# PROBLEM TO SOLVE
One line at a time, check the entries below for the word "mindre", and copy each line that has it.

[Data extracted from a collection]
· · · ·
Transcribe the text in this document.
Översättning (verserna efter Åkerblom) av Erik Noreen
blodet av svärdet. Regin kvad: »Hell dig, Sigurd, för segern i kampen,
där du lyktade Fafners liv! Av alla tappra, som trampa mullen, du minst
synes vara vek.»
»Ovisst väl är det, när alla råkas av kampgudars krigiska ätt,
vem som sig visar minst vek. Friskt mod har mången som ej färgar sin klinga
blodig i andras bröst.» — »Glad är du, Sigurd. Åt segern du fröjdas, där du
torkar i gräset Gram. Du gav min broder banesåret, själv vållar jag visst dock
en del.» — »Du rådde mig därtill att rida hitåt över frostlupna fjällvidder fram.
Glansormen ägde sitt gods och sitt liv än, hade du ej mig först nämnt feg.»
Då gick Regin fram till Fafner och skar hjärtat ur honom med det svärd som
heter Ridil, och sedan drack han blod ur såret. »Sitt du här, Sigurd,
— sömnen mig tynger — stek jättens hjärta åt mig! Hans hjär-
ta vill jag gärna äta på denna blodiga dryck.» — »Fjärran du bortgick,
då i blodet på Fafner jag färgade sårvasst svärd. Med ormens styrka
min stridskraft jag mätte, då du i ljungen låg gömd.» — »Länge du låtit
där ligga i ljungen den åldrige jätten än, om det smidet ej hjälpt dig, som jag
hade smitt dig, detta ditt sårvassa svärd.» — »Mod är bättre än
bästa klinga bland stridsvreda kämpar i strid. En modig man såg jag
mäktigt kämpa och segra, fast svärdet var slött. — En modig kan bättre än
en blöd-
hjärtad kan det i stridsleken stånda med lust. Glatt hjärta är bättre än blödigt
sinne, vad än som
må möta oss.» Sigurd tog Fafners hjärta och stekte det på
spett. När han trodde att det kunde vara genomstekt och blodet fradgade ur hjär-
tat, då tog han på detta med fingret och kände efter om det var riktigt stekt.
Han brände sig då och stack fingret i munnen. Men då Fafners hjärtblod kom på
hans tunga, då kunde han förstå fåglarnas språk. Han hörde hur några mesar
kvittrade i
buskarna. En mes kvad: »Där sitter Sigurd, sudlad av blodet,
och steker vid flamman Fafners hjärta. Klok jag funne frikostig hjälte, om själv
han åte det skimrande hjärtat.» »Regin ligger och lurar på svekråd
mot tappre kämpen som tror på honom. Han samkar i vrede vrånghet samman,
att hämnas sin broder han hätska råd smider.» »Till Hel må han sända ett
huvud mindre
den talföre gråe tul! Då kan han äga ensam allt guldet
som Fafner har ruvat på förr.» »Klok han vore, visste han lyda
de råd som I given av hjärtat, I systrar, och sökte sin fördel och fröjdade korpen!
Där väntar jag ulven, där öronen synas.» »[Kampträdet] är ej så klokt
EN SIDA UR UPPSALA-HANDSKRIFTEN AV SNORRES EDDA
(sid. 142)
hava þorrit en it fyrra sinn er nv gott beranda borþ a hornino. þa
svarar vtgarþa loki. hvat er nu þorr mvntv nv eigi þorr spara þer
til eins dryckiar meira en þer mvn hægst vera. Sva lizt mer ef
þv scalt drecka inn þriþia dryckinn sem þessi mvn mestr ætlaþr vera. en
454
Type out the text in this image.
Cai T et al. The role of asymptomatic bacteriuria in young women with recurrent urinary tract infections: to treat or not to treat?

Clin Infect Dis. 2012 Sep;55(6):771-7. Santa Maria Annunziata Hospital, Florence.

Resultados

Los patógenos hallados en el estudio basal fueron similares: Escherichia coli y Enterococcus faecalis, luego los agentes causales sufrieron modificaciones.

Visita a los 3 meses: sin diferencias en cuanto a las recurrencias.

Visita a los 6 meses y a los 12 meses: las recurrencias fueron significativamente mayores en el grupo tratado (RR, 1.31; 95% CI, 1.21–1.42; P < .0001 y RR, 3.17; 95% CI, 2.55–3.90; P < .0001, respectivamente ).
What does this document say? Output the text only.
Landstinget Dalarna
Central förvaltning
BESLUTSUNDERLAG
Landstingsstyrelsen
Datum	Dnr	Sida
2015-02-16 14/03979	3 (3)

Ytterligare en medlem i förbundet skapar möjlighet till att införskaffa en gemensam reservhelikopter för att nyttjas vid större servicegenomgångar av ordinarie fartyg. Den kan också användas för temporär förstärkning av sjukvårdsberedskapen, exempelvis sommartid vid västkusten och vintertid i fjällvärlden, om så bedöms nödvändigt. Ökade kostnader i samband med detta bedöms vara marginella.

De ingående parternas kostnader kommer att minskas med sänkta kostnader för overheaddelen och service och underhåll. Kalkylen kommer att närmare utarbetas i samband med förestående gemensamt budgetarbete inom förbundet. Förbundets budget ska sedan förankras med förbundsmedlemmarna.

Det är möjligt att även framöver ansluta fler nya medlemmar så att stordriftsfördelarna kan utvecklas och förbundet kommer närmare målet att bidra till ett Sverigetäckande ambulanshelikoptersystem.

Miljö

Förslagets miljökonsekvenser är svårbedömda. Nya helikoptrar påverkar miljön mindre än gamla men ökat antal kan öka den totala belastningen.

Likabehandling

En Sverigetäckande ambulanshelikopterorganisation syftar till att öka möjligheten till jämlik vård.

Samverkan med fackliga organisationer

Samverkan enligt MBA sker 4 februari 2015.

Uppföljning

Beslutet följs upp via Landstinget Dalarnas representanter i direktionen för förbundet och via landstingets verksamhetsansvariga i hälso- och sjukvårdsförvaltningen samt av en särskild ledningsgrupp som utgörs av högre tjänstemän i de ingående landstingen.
· · · ·
# RESULT FOR THIS TASK
huvud mindre
Förslagets miljökonsekvenser är svårbedömda. Nya helikoptrar påverkar miljön mindre än gamla men ökat antal kan öka den totala belastningen.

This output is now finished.